**Instruction:**
Find every line of the listing below where "Contrast" appears, and copy it.

**Available records:**
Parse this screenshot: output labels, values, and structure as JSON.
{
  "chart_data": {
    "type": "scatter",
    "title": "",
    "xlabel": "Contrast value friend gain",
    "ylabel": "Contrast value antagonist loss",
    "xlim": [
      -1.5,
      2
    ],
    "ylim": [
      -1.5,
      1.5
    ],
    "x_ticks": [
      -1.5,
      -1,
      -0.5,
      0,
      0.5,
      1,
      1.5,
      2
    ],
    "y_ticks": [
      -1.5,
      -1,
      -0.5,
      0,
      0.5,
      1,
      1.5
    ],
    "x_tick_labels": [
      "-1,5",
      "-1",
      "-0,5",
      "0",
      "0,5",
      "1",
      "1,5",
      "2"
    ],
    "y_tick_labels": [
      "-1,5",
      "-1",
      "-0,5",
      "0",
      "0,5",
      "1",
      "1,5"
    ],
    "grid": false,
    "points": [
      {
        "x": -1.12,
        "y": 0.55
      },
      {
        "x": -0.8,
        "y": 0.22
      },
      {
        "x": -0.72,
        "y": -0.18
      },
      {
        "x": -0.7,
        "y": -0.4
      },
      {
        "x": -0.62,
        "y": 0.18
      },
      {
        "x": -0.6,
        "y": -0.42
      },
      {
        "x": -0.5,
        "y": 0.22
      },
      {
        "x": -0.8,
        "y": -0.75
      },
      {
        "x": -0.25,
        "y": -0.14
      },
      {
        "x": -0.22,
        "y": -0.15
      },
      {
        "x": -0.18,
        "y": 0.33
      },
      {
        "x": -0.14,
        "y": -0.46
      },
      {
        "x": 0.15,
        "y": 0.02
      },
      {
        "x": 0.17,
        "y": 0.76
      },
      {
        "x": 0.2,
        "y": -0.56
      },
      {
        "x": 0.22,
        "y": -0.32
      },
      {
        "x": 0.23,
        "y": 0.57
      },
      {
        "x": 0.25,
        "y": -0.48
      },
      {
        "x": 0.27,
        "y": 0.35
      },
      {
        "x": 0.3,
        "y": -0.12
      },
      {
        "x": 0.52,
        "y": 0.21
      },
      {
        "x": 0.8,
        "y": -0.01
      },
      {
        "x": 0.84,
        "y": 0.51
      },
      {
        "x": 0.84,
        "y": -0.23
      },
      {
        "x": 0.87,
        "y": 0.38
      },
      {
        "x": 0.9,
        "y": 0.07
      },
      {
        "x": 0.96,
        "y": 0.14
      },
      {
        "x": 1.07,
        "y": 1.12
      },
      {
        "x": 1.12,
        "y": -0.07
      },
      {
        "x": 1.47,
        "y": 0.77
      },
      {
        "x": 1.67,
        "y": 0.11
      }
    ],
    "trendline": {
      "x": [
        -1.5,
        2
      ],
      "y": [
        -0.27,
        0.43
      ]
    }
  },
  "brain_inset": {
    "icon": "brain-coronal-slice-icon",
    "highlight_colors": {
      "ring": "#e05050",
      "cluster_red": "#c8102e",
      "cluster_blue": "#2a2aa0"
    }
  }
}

**Complete output:**
    "xlabel": "Contrast value friend gain",
    "ylabel": "Contrast value antagonist loss",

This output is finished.